SET EXERCISE -
Count the lines in the entries below that include the word "sombrero". Give nothing but the number.

:: MATERIAL SHOWN

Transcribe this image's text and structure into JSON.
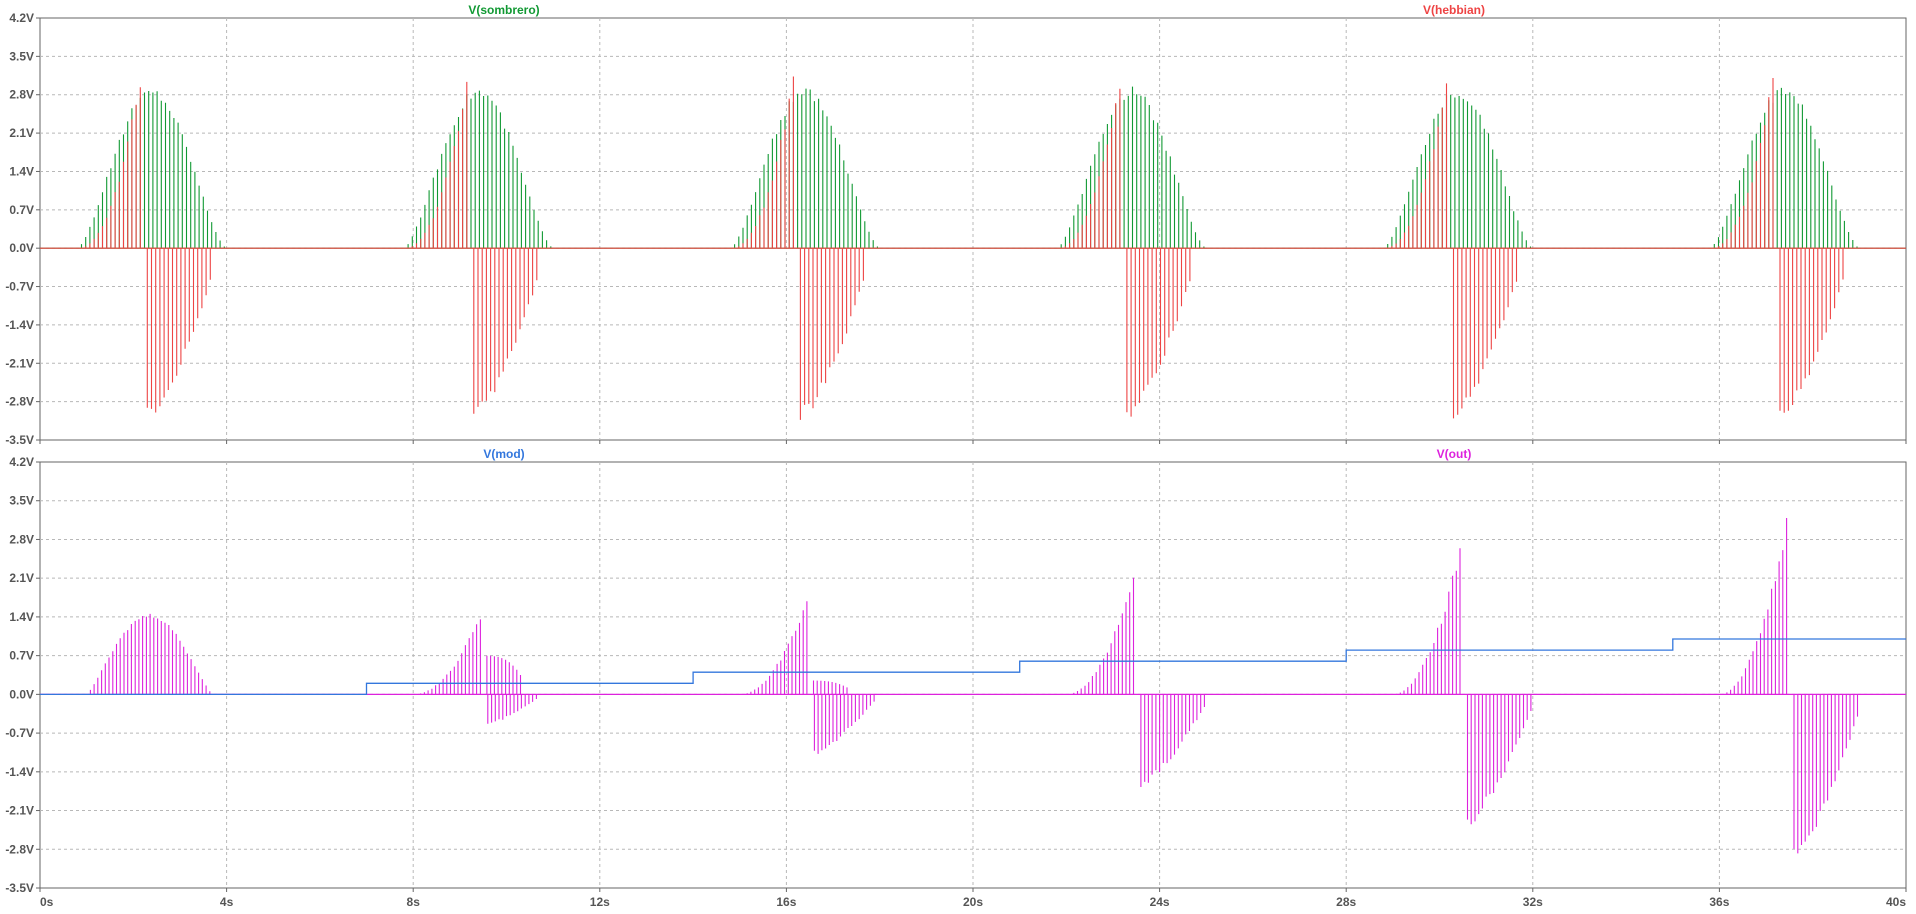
{
  "colors": {
    "sombrero": "#119933",
    "hebbian": "#ee4444",
    "mod": "#3377dd",
    "out": "#dd22dd",
    "grid": "#b8b8b8",
    "frame": "#666666",
    "tick_text": "#555555"
  },
  "chart_data": [
    {
      "type": "line",
      "grid": true,
      "x_unit": "s",
      "y_unit": "V",
      "xlim": [
        0,
        40
      ],
      "ylim": [
        -3.5,
        4.2
      ],
      "x_ticks": [
        "0s",
        "4s",
        "8s",
        "12s",
        "16s",
        "20s",
        "24s",
        "28s",
        "32s",
        "36s",
        "40s"
      ],
      "y_ticks": [
        "4.2V",
        "3.5V",
        "2.8V",
        "2.1V",
        "1.4V",
        "0.7V",
        "0.0V",
        "-0.7V",
        "-1.4V",
        "-2.1V",
        "-2.8V",
        "-3.5V"
      ],
      "pulse_period_s": 7,
      "series": [
        {
          "name": "V(sombrero)",
          "color_key": "sombrero",
          "bursts": [
            {
              "start": 0.8,
              "end": 4.0,
              "peak_time": 2.4,
              "peak": 2.95,
              "min": 0.0
            },
            {
              "start": 7.8,
              "end": 11.0,
              "peak_time": 9.4,
              "peak": 2.95,
              "min": 0.0
            },
            {
              "start": 14.8,
              "end": 18.0,
              "peak_time": 16.4,
              "peak": 2.95,
              "min": 0.0
            },
            {
              "start": 21.8,
              "end": 25.0,
              "peak_time": 23.4,
              "peak": 2.95,
              "min": 0.0
            },
            {
              "start": 28.8,
              "end": 32.0,
              "peak_time": 30.4,
              "peak": 2.95,
              "min": 0.0
            },
            {
              "start": 35.8,
              "end": 39.0,
              "peak_time": 37.4,
              "peak": 2.95,
              "min": 0.0
            }
          ]
        },
        {
          "name": "V(hebbian)",
          "color_key": "hebbian",
          "bursts": [
            {
              "start": 0.8,
              "end": 2.2,
              "peak": 3.5,
              "neg_start": 2.3,
              "neg_end": 3.7,
              "min": -3.15
            },
            {
              "start": 7.8,
              "end": 9.2,
              "peak": 3.5,
              "neg_start": 9.3,
              "neg_end": 10.7,
              "min": -3.15
            },
            {
              "start": 14.8,
              "end": 16.2,
              "peak": 3.5,
              "neg_start": 16.3,
              "neg_end": 17.7,
              "min": -3.15
            },
            {
              "start": 21.8,
              "end": 23.2,
              "peak": 3.5,
              "neg_start": 23.3,
              "neg_end": 24.7,
              "min": -3.15
            },
            {
              "start": 28.8,
              "end": 30.2,
              "peak": 3.5,
              "neg_start": 30.3,
              "neg_end": 31.7,
              "min": -3.15
            },
            {
              "start": 35.8,
              "end": 37.2,
              "peak": 3.5,
              "neg_start": 37.3,
              "neg_end": 38.7,
              "min": -3.15
            }
          ]
        }
      ]
    },
    {
      "type": "line",
      "grid": true,
      "x_unit": "s",
      "y_unit": "V",
      "xlim": [
        0,
        40
      ],
      "ylim": [
        -3.5,
        4.2
      ],
      "x_ticks": [
        "0s",
        "4s",
        "8s",
        "12s",
        "16s",
        "20s",
        "24s",
        "28s",
        "32s",
        "36s",
        "40s"
      ],
      "y_ticks": [
        "4.2V",
        "3.5V",
        "2.8V",
        "2.1V",
        "1.4V",
        "0.7V",
        "0.0V",
        "-0.7V",
        "-1.4V",
        "-2.1V",
        "-2.8V",
        "-3.5V"
      ],
      "series": [
        {
          "name": "V(mod)",
          "color_key": "mod",
          "steps": [
            {
              "x": 0,
              "y": 0.0
            },
            {
              "x": 7,
              "y": 0.2
            },
            {
              "x": 14,
              "y": 0.4
            },
            {
              "x": 21,
              "y": 0.6
            },
            {
              "x": 28,
              "y": 0.8
            },
            {
              "x": 35,
              "y": 1.0
            }
          ]
        },
        {
          "name": "V(out)",
          "color_key": "out",
          "bursts": [
            {
              "start": 1.0,
              "end": 3.7,
              "peak": 1.47,
              "neg_start": 3.7,
              "neg_end": 3.7,
              "min": 0.0
            },
            {
              "start": 8.0,
              "end": 9.5,
              "peak": 1.6,
              "plateau_end": 10.3,
              "plateau": 0.7,
              "neg_start": 9.6,
              "neg_end": 10.7,
              "min": -0.55
            },
            {
              "start": 15.0,
              "end": 16.5,
              "peak": 1.95,
              "plateau_end": 17.3,
              "plateau": 0.25,
              "neg_start": 16.6,
              "neg_end": 17.9,
              "min": -1.1
            },
            {
              "start": 22.0,
              "end": 23.5,
              "peak": 2.4,
              "neg_start": 23.6,
              "neg_end": 25.0,
              "min": -1.7
            },
            {
              "start": 29.0,
              "end": 30.5,
              "peak": 2.95,
              "neg_start": 30.6,
              "neg_end": 32.0,
              "min": -2.4
            },
            {
              "start": 36.0,
              "end": 37.5,
              "peak": 3.5,
              "neg_start": 37.6,
              "neg_end": 39.0,
              "min": -3.1
            }
          ]
        }
      ]
    }
  ]
}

::::

SOLUTION TO THIS PROBLEM -
3